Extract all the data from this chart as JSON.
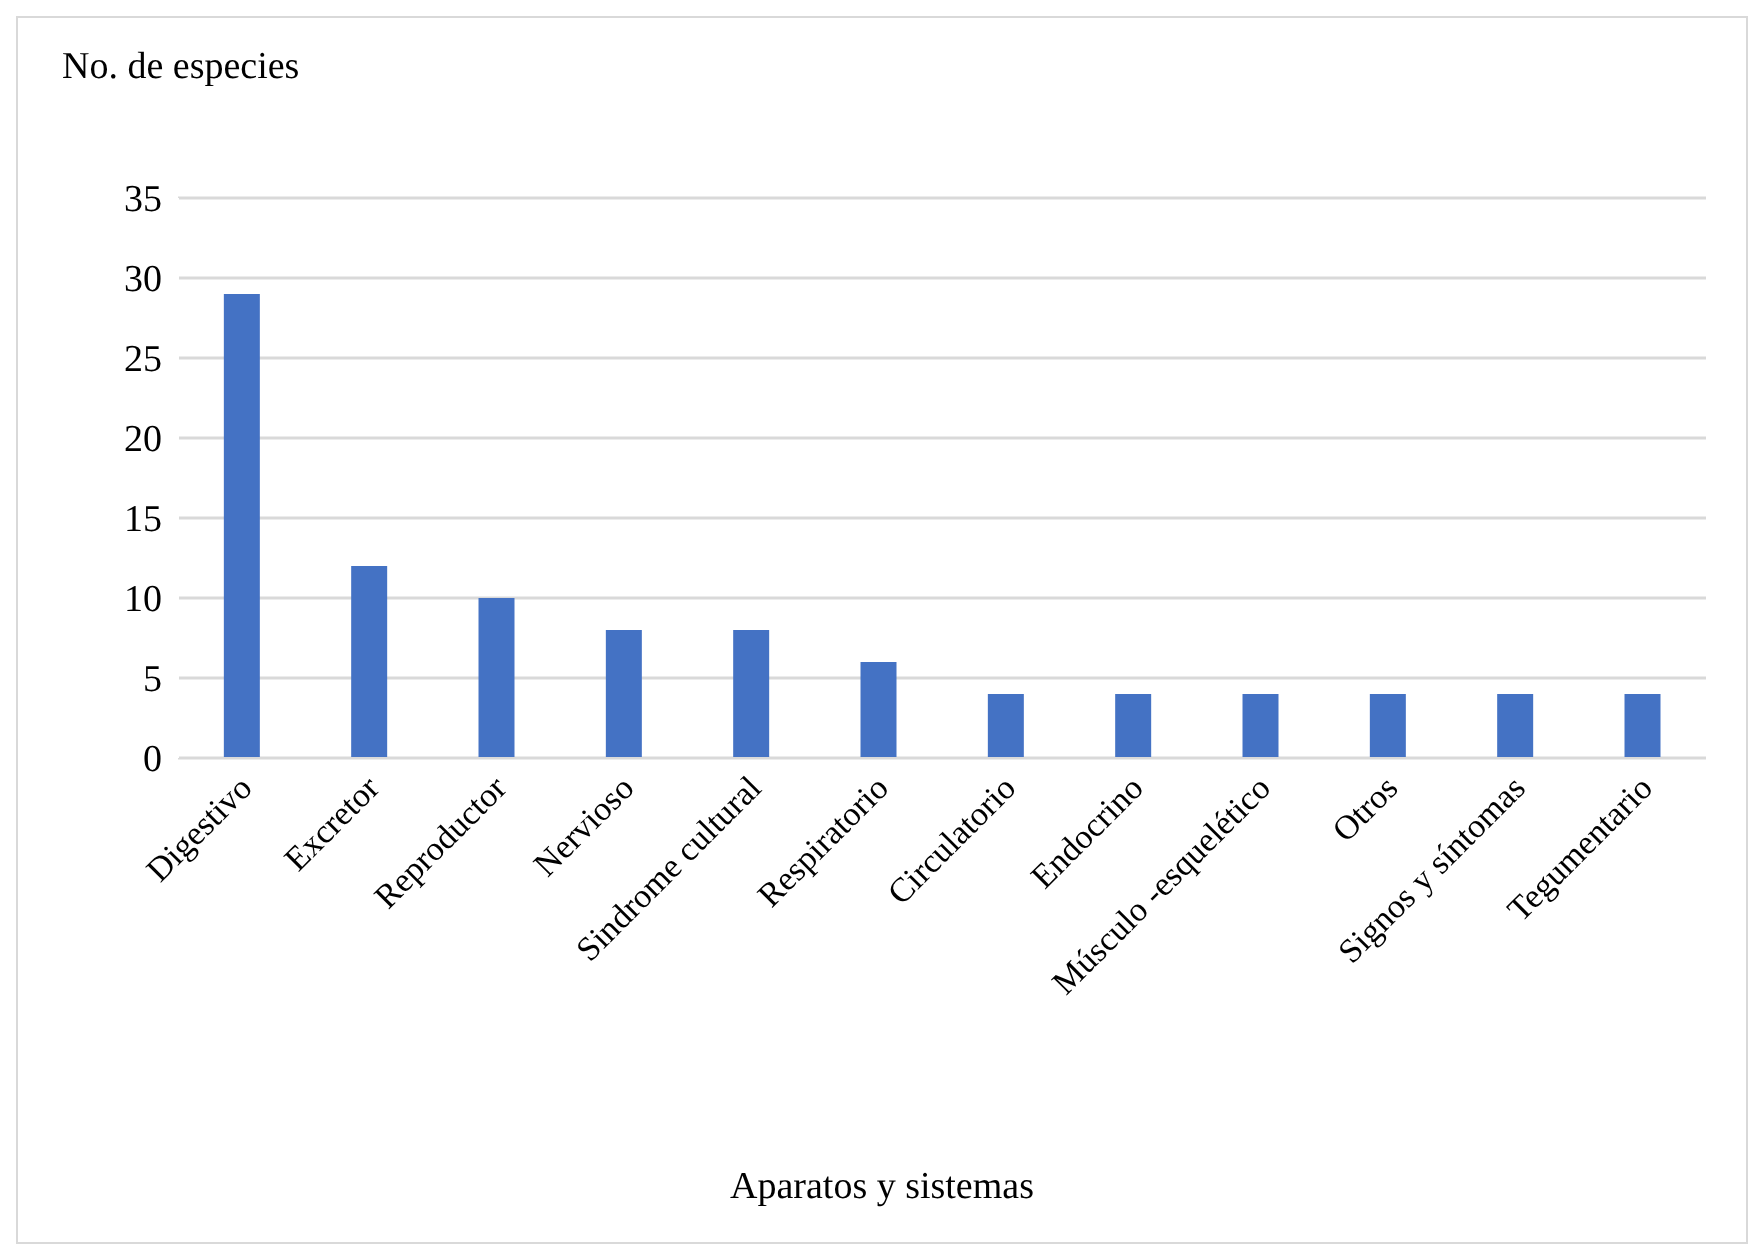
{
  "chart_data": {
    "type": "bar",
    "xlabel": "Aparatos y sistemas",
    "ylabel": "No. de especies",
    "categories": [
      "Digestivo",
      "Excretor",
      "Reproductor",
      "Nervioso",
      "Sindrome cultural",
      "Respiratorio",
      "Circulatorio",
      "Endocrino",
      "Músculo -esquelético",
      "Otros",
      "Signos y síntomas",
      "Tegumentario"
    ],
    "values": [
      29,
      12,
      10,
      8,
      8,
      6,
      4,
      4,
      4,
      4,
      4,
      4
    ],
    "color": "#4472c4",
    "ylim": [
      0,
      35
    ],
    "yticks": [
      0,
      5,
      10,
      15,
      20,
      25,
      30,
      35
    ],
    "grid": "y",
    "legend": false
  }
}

-=-=-

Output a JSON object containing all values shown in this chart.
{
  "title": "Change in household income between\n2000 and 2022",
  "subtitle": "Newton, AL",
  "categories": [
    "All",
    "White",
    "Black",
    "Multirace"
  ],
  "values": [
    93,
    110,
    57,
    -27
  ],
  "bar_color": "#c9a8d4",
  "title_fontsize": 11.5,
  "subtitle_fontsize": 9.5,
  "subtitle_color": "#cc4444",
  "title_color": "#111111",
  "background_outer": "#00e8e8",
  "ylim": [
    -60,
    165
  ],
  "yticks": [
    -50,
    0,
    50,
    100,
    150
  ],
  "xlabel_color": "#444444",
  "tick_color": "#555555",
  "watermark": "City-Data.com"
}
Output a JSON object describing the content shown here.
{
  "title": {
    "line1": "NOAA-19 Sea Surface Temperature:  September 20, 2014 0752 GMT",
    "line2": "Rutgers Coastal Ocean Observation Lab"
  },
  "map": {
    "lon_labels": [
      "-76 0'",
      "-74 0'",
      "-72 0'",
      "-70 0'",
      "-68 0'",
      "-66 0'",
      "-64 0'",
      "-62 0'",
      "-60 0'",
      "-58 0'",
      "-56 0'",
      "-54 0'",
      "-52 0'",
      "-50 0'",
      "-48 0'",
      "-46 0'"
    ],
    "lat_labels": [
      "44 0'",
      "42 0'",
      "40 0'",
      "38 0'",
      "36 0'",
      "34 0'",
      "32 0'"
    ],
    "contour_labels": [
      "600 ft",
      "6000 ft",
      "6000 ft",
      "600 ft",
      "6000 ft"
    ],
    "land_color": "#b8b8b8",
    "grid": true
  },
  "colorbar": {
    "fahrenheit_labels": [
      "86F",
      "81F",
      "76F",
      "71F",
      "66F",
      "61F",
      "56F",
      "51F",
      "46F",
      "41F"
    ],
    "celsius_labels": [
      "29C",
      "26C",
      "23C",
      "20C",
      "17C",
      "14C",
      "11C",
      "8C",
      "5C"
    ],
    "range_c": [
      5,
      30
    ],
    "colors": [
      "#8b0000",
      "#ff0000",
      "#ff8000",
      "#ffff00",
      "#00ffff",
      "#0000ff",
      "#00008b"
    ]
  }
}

-=-=-

PROBLEM STATEMENT | From the entries above, extract each line containing "this".

COMPLETE RESPONSE |
Extract all the data from this chart as JSON.
Output a JSON object containing all values shown in this chart.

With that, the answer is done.